• _What you are asked to do_: Reproduce the lines of the records starting at the line that contains "y-label-line-4: PRESSIONE EROGATA" and ending at the line that contains "x-unit-subscript: 1 [921, 1084, 936, 1112]", both included, with nothing changed.

— Start Provided records —

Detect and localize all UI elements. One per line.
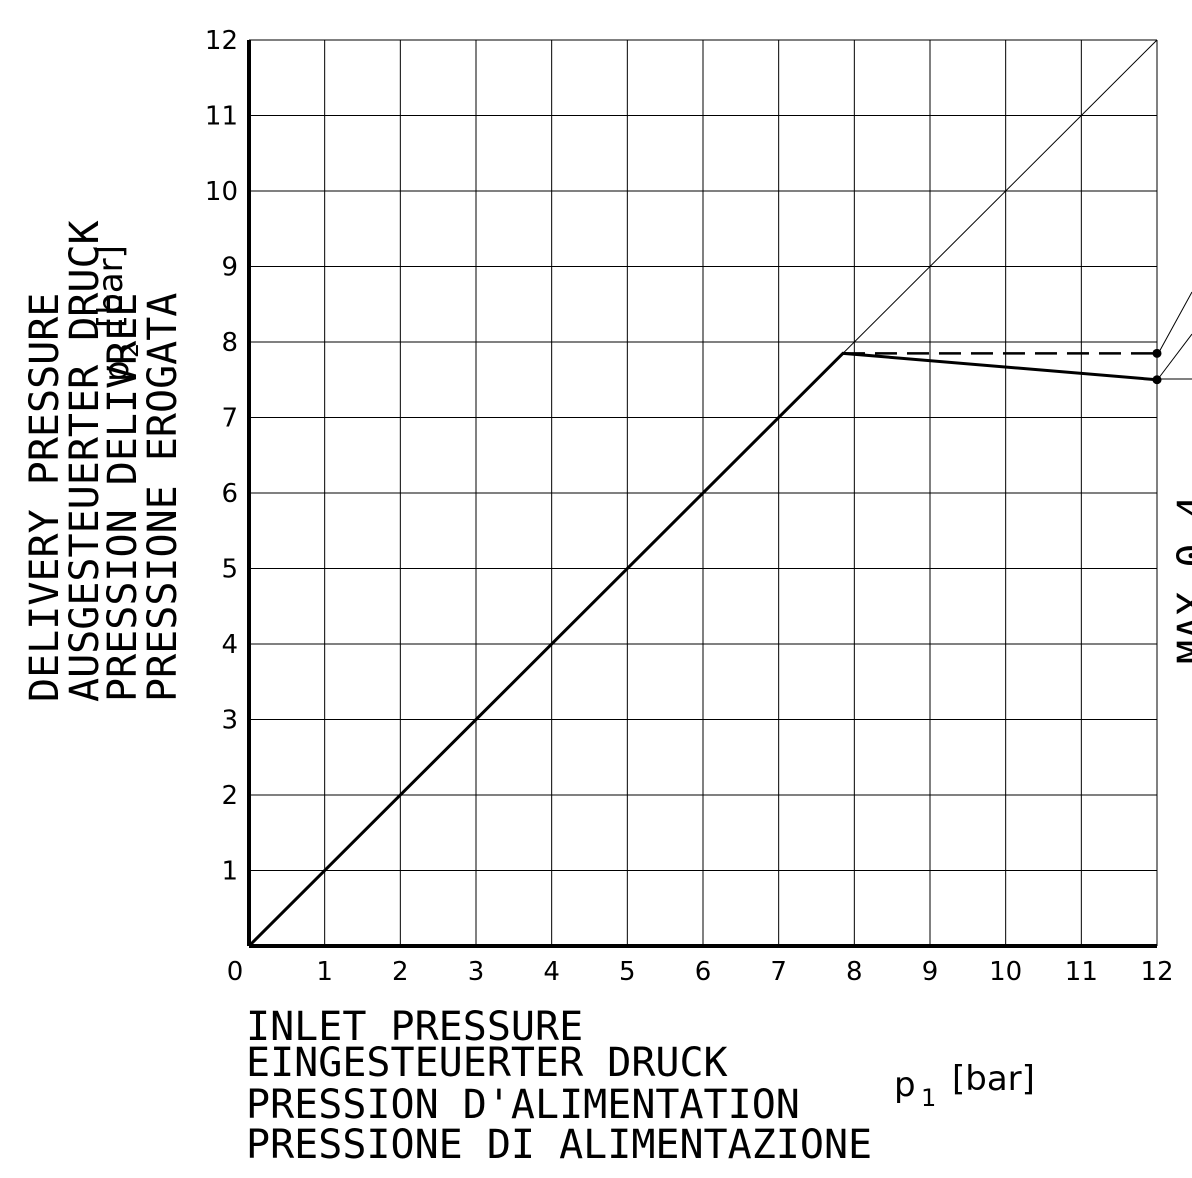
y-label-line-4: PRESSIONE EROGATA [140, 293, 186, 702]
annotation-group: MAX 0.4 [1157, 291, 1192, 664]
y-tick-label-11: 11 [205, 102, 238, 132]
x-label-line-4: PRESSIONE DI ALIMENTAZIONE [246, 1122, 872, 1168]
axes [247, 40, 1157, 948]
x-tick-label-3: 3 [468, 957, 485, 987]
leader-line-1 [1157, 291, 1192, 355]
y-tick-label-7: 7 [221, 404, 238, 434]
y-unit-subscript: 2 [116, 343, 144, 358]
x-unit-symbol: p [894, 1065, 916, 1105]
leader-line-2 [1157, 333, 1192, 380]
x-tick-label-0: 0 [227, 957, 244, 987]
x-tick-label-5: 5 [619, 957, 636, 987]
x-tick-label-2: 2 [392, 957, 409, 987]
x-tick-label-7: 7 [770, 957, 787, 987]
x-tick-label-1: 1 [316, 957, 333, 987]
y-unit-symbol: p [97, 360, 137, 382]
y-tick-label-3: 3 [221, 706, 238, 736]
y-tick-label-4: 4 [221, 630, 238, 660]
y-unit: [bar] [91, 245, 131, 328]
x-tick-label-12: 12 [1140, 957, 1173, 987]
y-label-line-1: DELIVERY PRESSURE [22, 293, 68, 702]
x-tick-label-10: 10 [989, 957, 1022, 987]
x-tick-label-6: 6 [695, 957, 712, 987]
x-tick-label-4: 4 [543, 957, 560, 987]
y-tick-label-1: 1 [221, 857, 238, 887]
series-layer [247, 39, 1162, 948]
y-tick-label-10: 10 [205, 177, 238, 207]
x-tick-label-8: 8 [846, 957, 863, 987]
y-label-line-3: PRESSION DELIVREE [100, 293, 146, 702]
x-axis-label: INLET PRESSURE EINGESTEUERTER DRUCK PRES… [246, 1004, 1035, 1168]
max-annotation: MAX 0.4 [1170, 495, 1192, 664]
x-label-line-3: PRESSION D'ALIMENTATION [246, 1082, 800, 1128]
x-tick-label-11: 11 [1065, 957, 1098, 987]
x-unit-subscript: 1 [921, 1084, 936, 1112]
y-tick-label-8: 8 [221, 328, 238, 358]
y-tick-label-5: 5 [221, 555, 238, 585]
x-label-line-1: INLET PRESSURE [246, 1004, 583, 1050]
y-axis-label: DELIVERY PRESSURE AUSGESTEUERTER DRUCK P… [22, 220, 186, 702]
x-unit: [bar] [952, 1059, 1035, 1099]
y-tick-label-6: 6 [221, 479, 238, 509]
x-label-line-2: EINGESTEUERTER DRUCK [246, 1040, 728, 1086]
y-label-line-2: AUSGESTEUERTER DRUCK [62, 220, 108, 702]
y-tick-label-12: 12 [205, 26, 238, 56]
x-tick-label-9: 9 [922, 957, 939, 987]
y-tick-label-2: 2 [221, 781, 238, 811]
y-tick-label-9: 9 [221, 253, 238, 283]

— End Provided records —
— Start Provided records —

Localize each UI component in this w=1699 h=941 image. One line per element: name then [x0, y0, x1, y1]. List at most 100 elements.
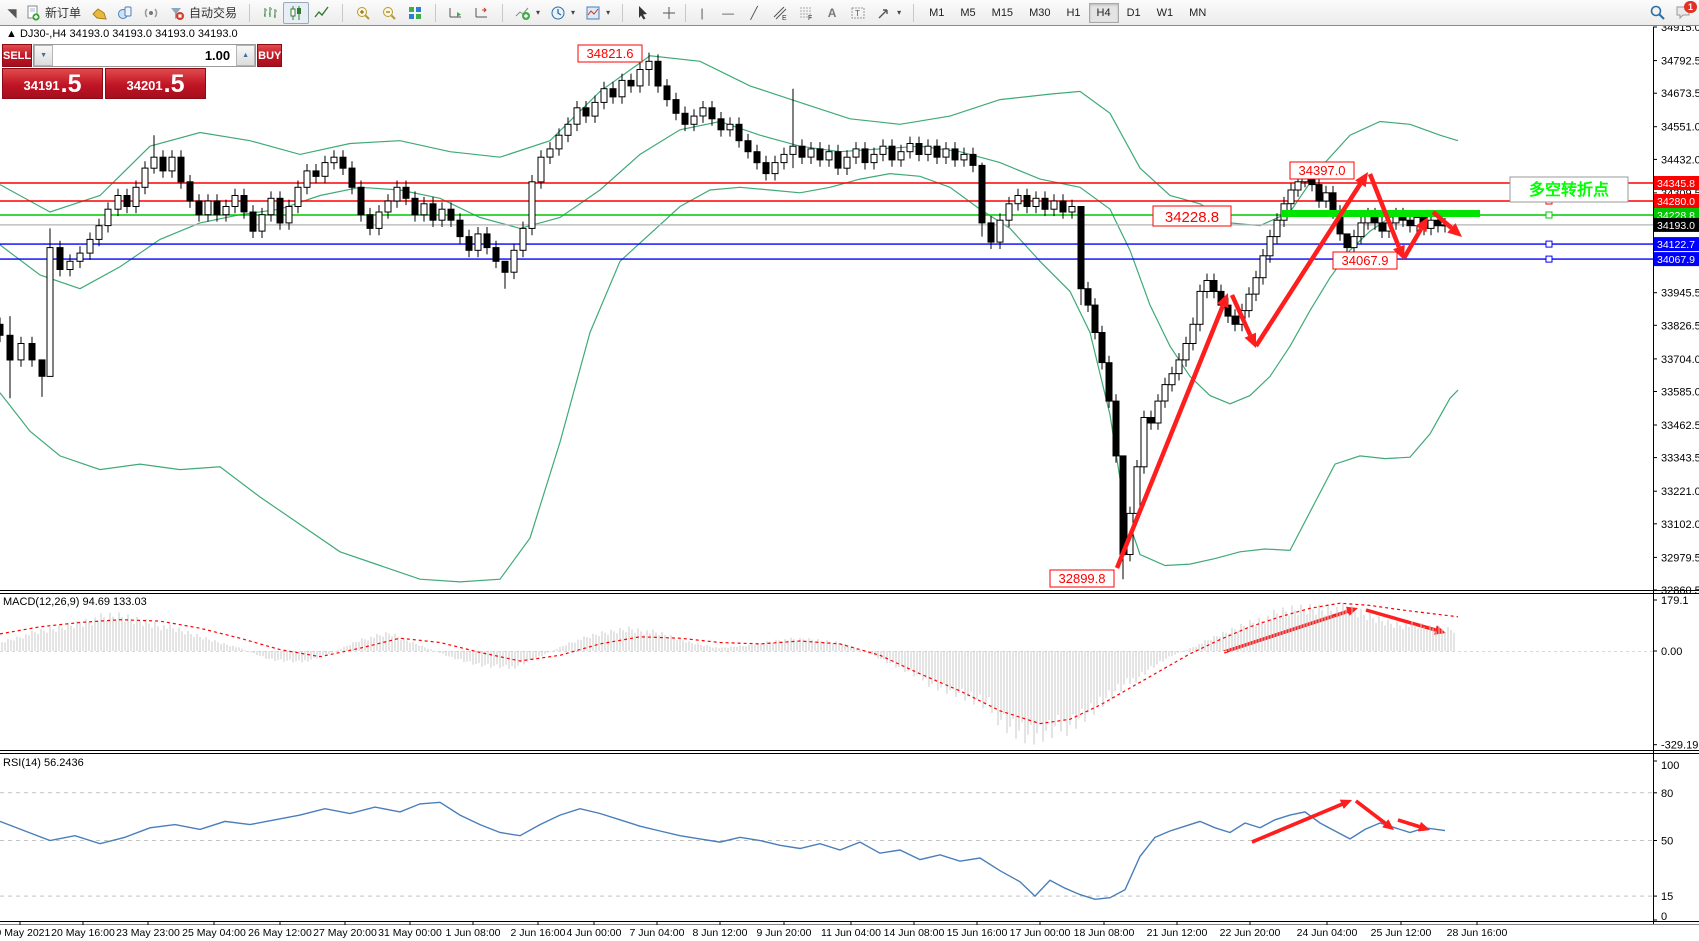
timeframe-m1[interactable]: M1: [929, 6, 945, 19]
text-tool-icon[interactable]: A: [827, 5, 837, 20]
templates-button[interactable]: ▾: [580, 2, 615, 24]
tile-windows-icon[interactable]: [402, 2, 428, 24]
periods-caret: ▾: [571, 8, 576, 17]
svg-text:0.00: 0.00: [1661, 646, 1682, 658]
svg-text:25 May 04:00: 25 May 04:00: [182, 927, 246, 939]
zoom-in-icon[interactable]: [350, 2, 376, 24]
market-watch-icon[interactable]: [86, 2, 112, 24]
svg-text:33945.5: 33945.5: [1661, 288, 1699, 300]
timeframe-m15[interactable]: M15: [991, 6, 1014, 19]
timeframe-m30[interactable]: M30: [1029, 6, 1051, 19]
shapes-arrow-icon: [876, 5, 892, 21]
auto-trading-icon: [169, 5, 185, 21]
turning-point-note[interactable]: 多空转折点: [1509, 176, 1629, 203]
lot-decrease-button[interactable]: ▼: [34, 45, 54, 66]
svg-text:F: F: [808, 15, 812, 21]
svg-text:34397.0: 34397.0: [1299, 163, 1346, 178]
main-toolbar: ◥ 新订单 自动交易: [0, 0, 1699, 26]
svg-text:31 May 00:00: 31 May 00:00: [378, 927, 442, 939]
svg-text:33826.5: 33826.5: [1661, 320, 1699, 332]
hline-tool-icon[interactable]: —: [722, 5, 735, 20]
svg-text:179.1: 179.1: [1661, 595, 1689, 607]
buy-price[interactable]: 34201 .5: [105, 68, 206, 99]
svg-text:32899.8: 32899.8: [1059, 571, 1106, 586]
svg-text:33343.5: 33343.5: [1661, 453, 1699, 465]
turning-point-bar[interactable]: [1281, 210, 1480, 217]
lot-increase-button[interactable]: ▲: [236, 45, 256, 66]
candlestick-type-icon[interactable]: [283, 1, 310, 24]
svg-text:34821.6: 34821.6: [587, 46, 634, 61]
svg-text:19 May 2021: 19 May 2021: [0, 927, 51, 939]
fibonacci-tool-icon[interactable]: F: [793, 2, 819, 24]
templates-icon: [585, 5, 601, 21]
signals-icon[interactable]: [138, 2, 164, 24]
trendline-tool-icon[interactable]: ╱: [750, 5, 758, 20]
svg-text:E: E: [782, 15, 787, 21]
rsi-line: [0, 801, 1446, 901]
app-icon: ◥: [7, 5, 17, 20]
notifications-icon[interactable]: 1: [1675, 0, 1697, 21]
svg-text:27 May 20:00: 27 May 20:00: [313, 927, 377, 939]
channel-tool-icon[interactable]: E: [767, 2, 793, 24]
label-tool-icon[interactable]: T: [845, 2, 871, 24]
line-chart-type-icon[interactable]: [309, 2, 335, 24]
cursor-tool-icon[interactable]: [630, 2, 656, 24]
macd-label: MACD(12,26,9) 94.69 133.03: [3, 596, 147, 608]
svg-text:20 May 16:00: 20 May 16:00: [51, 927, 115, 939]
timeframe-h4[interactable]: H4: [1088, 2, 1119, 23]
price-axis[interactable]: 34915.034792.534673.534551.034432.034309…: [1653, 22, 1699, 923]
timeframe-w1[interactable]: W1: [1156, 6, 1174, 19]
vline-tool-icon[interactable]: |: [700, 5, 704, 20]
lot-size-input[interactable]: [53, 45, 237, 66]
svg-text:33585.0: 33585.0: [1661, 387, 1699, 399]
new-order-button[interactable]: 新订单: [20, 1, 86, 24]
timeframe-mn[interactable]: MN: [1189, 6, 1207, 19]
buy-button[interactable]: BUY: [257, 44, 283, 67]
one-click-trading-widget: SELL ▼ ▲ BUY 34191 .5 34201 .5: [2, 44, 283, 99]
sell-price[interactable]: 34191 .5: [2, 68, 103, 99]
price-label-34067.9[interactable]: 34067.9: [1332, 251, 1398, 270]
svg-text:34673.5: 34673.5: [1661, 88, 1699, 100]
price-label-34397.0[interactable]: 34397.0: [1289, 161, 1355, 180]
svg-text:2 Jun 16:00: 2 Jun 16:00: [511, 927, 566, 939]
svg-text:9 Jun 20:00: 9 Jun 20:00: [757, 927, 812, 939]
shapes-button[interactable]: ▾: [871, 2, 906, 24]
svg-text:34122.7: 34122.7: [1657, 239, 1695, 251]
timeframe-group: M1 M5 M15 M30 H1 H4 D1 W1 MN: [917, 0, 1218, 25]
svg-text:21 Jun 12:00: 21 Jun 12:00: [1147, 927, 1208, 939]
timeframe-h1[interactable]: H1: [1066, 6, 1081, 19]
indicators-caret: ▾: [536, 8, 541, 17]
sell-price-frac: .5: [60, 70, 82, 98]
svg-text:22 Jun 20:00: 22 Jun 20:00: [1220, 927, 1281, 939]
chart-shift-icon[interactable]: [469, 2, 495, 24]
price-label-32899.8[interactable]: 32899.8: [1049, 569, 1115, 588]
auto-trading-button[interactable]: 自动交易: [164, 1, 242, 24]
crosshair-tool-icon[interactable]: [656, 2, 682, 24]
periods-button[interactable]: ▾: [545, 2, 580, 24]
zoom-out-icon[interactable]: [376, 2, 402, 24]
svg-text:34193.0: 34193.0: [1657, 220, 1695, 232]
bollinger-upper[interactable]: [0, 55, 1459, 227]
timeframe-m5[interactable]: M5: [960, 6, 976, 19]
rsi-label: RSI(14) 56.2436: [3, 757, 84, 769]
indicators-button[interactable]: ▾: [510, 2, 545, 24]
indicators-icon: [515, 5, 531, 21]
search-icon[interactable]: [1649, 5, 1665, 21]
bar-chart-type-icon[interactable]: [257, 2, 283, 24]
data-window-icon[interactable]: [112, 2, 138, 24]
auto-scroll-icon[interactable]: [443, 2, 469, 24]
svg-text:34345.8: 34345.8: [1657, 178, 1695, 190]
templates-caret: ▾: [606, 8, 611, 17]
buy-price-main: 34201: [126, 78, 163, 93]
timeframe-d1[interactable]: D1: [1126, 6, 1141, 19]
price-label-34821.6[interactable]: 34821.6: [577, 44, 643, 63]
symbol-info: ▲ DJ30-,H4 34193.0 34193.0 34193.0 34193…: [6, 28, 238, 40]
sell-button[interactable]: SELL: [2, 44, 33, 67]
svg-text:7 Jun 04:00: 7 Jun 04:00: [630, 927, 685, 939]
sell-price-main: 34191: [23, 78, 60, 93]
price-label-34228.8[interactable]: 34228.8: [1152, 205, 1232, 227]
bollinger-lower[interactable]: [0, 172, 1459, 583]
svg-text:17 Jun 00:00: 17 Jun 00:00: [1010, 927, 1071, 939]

— End Provided records —

• _The solution_:
y-label-line-4: PRESSIONE EROGATA [140, 293, 186, 702]
annotation-group: MAX 0.4 [1157, 291, 1192, 664]
y-tick-label-11: 11 [205, 102, 238, 132]
x-label-line-4: PRESSIONE DI ALIMENTAZIONE [246, 1122, 872, 1168]
axes [247, 40, 1157, 948]
x-tick-label-3: 3 [468, 957, 485, 987]
leader-line-1 [1157, 291, 1192, 355]
y-tick-label-7: 7 [221, 404, 238, 434]
y-unit-subscript: 2 [116, 343, 144, 358]
x-unit-symbol: p [894, 1065, 916, 1105]
leader-line-2 [1157, 333, 1192, 380]
x-tick-label-0: 0 [227, 957, 244, 987]
x-tick-label-5: 5 [619, 957, 636, 987]
x-tick-label-2: 2 [392, 957, 409, 987]
x-tick-label-7: 7 [770, 957, 787, 987]
x-tick-label-1: 1 [316, 957, 333, 987]
y-unit-symbol: p [97, 360, 137, 382]
y-tick-label-3: 3 [221, 706, 238, 736]
y-tick-label-4: 4 [221, 630, 238, 660]
y-unit: [bar] [91, 245, 131, 328]
x-tick-label-12: 12 [1140, 957, 1173, 987]
y-label-line-1: DELIVERY PRESSURE [22, 293, 68, 702]
x-tick-label-10: 10 [989, 957, 1022, 987]
x-tick-label-6: 6 [695, 957, 712, 987]
x-tick-label-4: 4 [543, 957, 560, 987]
y-tick-label-1: 1 [221, 857, 238, 887]
series-layer [247, 39, 1162, 948]
y-tick-label-10: 10 [205, 177, 238, 207]
x-tick-label-8: 8 [846, 957, 863, 987]
y-label-line-3: PRESSION DELIVREE [100, 293, 146, 702]
x-axis-label: INLET PRESSURE EINGESTEUERTER DRUCK PRES… [246, 1004, 1035, 1168]
max-annotation: MAX 0.4 [1170, 495, 1192, 664]
x-label-line-3: PRESSION D'ALIMENTATION [246, 1082, 800, 1128]
x-tick-label-11: 11 [1065, 957, 1098, 987]
x-unit-subscript: 1 [921, 1084, 936, 1112]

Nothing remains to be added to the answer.